====== Input for this task
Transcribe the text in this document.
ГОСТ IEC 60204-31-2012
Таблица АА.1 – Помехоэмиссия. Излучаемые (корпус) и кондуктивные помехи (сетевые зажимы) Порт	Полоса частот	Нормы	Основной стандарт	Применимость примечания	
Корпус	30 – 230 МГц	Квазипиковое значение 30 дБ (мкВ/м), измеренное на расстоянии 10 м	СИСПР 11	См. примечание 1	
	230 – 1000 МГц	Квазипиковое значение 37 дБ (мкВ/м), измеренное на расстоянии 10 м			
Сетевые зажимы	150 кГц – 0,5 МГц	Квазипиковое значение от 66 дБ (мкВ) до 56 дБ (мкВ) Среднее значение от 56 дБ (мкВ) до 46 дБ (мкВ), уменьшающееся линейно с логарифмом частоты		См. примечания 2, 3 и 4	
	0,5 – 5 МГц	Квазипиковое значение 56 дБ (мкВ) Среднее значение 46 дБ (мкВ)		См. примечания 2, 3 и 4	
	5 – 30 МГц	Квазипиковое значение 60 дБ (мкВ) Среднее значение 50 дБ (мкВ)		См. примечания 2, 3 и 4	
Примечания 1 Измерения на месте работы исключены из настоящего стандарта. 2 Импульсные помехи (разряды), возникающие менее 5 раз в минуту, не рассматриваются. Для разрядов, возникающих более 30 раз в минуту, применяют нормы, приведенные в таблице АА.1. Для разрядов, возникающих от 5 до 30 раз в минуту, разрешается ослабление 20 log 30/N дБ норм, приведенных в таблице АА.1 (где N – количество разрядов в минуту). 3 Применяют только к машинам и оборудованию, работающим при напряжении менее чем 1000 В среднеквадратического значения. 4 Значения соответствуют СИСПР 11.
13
============
(Exercise task)
The full set of records should be duplicated exactly.

(Solution below)
Transcribe the text in this document.
ГОСТ IEC 60204-31-2012
Таблица АА.1 – Помехоэмиссия. Излучаемые (корпус) и кондуктивные помехи (сетевые зажимы) Порт	Полоса частот	Нормы	Основной стандарт	Применимость примечания	
Корпус	30 – 230 МГц	Квазипиковое значение 30 дБ (мкВ/м), измеренное на расстоянии 10 м	СИСПР 11	См. примечание 1	
	230 – 1000 МГц	Квазипиковое значение 37 дБ (мкВ/м), измеренное на расстоянии 10 м			
Сетевые зажимы	150 кГц – 0,5 МГц	Квазипиковое значение от 66 дБ (мкВ) до 56 дБ (мкВ) Среднее значение от 56 дБ (мкВ) до 46 дБ (мкВ), уменьшающееся линейно с логарифмом частоты		См. примечания 2, 3 и 4	
	0,5 – 5 МГц	Квазипиковое значение 56 дБ (мкВ) Среднее значение 46 дБ (мкВ)		См. примечания 2, 3 и 4	
	5 – 30 МГц	Квазипиковое значение 60 дБ (мкВ) Среднее значение 50 дБ (мкВ)		См. примечания 2, 3 и 4	
Примечания 1 Измерения на месте работы исключены из настоящего стандарта. 2 Импульсные помехи (разряды), возникающие менее 5 раз в минуту, не рассматриваются. Для разрядов, возникающих более 30 раз в минуту, применяют нормы, приведенные в таблице АА.1. Для разрядов, возникающих от 5 до 30 раз в минуту, разрешается ослабление 20 log 30/N дБ норм, приведенных в таблице АА.1 (где N – количество разрядов в минуту). 3 Применяют только к машинам и оборудованию, работающим при напряжении менее чем 1000 В среднеквадратического значения. 4 Значения соответствуют СИСПР 11.
13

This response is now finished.